**Exercise prompt**
Please repeat all of the listing exactly.

----- Data shown -----

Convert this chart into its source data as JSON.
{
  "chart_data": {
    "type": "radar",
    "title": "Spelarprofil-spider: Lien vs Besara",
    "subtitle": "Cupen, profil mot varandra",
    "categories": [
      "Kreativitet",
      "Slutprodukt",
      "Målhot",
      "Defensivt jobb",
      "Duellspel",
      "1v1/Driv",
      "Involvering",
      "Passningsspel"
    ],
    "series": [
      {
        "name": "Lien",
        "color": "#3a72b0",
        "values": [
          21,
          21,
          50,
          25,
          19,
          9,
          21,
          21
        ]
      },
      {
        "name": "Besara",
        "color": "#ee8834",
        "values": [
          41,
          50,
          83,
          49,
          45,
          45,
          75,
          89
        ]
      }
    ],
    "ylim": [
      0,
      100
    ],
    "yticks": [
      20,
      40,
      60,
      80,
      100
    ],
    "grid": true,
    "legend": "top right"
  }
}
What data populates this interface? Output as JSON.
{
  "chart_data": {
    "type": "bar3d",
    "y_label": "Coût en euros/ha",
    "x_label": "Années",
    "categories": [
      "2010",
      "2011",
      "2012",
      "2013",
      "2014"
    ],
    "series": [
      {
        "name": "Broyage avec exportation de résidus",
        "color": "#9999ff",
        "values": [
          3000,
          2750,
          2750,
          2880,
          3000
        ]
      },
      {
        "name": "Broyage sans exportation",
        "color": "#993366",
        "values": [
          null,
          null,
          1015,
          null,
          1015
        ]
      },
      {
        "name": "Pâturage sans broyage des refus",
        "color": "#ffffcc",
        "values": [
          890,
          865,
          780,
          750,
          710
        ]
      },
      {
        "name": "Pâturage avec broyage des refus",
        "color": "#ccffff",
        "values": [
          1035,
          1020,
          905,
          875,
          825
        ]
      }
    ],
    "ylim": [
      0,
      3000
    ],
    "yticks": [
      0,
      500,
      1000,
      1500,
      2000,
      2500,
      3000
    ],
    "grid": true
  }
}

-----

**Response**
Convert this chart into its source data as JSON.
{
  "chart_data": {
    "type": "radar",
    "title": "Spelarprofil-spider: Lien vs Besara",
    "subtitle": "Cupen, profil mot varandra",
    "categories": [
      "Kreativitet",
      "Slutprodukt",
      "Målhot",
      "Defensivt jobb",
      "Duellspel",
      "1v1/Driv",
      "Involvering",
      "Passningsspel"
    ],
    "series": [
      {
        "name": "Lien",
        "color": "#3a72b0",
        "values": [
          21,
          21,
          50,
          25,
          19,
          9,
          21,
          21
        ]
      },
      {
        "name": "Besara",
        "color": "#ee8834",
        "values": [
          41,
          50,
          83,
          49,
          45,
          45,
          75,
          89
        ]
      }
    ],
    "ylim": [
      0,
      100
    ],
    "yticks": [
      20,
      40,
      60,
      80,
      100
    ],
    "grid": true,
    "legend": "top right"
  }
}
What data populates this interface? Output as JSON.
{
  "chart_data": {
    "type": "bar3d",
    "y_label": "Coût en euros/ha",
    "x_label": "Années",
    "categories": [
      "2010",
      "2011",
      "2012",
      "2013",
      "2014"
    ],
    "series": [
      {
        "name": "Broyage avec exportation de résidus",
        "color": "#9999ff",
        "values": [
          3000,
          2750,
          2750,
          2880,
          3000
        ]
      },
      {
        "name": "Broyage sans exportation",
        "color": "#993366",
        "values": [
          null,
          null,
          1015,
          null,
          1015
        ]
      },
      {
        "name": "Pâturage sans broyage des refus",
        "color": "#ffffcc",
        "values": [
          890,
          865,
          780,
          750,
          710
        ]
      },
      {
        "name": "Pâturage avec broyage des refus",
        "color": "#ccffff",
        "values": [
          1035,
          1020,
          905,
          875,
          825
        ]
      }
    ],
    "ylim": [
      0,
      3000
    ],
    "yticks": [
      0,
      500,
      1000,
      1500,
      2000,
      2500,
      3000
    ],
    "grid": true
  }
}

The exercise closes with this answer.